• _What you are asked to do_: Locate the lines of the listing below that hold "Traktatu", then copy each of them.

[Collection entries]
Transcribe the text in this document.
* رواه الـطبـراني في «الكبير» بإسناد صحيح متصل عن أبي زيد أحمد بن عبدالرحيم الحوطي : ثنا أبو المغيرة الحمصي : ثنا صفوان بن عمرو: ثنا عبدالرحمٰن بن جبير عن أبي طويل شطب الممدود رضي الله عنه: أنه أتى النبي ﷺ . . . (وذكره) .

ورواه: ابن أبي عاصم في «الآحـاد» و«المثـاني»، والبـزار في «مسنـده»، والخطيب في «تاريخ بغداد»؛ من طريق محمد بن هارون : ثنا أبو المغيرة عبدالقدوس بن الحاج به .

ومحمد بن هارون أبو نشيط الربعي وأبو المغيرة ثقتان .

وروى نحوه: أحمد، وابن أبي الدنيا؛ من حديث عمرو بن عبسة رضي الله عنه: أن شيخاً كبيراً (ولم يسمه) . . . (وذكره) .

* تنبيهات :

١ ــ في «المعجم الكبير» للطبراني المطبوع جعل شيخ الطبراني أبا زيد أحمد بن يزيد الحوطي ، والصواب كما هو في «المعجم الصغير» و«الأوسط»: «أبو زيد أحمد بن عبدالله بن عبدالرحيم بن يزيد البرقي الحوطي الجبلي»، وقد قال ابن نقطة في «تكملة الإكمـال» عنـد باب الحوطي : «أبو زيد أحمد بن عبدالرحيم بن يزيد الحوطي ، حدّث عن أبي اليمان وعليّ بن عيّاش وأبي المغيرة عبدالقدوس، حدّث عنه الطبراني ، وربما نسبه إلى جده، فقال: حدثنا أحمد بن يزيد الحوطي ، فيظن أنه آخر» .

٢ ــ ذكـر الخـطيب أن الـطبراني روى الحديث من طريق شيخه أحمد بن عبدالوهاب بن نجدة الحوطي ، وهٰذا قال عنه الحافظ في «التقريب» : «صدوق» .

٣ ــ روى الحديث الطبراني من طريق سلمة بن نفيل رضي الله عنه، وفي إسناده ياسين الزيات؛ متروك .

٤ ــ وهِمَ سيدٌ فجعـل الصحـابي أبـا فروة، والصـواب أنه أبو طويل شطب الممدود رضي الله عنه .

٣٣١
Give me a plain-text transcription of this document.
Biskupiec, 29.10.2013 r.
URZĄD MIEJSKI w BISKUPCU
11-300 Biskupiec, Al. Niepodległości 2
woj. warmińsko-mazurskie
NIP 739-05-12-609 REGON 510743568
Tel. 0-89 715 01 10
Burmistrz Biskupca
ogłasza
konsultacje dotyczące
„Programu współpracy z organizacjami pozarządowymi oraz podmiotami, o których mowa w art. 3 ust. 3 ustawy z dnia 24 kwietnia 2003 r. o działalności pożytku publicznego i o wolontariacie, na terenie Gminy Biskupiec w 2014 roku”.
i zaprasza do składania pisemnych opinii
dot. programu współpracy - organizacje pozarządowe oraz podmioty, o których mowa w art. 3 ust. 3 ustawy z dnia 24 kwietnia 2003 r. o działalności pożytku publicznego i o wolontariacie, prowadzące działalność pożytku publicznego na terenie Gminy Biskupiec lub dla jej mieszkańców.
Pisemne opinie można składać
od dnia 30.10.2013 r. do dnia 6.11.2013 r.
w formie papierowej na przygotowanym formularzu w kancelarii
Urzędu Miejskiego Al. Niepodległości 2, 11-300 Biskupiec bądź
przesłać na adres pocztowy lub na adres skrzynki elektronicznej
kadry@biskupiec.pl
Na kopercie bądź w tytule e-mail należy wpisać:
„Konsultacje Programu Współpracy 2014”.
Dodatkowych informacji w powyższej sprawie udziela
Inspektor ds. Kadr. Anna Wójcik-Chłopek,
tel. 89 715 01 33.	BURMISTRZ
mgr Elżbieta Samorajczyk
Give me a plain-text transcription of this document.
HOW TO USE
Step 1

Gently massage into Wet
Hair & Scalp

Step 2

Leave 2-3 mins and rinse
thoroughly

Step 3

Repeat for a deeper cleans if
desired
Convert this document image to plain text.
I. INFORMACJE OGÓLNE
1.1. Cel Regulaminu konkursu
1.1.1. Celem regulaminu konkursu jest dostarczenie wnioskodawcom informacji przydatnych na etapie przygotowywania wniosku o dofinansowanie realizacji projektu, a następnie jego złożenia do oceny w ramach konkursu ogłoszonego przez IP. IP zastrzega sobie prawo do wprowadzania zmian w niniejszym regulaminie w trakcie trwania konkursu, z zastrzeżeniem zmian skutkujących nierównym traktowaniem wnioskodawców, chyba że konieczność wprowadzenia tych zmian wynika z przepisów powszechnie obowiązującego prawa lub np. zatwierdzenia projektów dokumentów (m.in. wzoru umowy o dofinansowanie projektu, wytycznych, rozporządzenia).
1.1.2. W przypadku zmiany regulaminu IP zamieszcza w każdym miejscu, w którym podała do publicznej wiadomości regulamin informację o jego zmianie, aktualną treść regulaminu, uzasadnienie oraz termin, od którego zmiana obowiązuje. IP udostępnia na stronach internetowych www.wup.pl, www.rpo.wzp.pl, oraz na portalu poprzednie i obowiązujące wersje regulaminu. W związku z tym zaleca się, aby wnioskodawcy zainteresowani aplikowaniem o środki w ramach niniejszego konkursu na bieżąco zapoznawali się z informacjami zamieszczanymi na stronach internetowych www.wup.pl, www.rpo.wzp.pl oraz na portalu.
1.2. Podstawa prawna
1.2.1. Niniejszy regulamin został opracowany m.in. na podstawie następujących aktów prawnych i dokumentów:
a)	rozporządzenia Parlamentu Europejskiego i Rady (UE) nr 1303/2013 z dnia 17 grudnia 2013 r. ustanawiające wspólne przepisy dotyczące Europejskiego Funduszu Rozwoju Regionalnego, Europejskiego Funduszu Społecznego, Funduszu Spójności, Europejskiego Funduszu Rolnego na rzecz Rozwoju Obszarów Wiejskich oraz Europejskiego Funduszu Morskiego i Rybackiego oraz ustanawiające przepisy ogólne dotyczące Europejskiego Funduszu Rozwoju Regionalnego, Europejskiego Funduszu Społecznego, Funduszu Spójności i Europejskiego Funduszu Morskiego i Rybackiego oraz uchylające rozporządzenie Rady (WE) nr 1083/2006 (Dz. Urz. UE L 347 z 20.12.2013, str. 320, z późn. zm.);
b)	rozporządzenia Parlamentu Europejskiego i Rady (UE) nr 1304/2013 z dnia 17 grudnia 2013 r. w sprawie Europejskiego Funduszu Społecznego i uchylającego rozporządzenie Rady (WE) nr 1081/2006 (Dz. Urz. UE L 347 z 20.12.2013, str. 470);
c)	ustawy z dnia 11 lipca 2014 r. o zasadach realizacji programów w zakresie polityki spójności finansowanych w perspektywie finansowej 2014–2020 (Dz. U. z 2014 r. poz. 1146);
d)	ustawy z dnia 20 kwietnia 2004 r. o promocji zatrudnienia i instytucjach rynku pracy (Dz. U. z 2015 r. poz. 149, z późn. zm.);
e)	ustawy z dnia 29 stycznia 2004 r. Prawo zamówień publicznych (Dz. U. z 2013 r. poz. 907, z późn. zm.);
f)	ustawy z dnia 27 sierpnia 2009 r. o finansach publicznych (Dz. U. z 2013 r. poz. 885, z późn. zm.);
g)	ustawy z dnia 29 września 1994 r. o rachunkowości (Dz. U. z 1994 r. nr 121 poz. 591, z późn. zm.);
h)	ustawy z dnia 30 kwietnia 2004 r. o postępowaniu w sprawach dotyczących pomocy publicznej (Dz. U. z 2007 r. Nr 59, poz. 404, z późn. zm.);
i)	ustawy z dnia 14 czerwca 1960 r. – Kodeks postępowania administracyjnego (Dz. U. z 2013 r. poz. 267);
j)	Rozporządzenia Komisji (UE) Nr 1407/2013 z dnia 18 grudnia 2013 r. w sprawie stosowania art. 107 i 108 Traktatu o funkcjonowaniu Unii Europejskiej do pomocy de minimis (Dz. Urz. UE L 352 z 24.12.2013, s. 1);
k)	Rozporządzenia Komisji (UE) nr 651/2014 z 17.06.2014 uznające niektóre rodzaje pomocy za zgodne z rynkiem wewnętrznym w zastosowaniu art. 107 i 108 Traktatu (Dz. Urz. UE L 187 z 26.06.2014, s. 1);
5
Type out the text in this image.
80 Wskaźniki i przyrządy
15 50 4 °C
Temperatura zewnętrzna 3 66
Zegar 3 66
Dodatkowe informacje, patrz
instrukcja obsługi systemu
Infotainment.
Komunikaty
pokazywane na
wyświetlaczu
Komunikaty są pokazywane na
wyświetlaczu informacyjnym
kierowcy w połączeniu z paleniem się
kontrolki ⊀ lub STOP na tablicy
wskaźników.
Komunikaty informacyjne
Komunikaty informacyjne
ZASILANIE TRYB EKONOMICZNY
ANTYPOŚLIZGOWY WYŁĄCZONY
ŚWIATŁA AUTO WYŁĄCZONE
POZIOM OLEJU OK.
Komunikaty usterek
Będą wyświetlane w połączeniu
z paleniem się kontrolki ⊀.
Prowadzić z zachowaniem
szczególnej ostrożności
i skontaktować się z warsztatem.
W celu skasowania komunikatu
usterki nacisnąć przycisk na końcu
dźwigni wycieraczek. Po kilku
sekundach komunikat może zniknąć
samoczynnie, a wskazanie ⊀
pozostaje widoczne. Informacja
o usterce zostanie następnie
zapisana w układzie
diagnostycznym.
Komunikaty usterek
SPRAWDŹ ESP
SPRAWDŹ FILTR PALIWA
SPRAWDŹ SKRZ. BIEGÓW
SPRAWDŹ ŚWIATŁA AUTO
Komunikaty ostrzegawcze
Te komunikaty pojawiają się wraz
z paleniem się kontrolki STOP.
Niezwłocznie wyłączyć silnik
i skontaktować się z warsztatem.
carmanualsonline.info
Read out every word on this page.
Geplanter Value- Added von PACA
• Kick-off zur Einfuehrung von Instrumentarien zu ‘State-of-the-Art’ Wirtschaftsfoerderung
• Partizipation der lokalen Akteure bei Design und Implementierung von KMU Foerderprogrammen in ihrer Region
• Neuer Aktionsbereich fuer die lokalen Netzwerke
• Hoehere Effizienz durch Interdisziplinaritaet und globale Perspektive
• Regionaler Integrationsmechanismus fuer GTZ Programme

• _Solution to the exercise_:
j)	Rozporządzenia Komisji (UE) Nr 1407/2013 z dnia 18 grudnia 2013 r. w sprawie stosowania art. 107 i 108 Traktatu o funkcjonowaniu Unii Europejskiej do pomocy de minimis (Dz. Urz. UE L 352 z 24.12.2013, s. 1);
k)	Rozporządzenia Komisji (UE) nr 651/2014 z 17.06.2014 uznające niektóre rodzaje pomocy za zgodne z rynkiem wewnętrznym w zastosowaniu art. 107 i 108 Traktatu (Dz. Urz. UE L 187 z 26.06.2014, s. 1);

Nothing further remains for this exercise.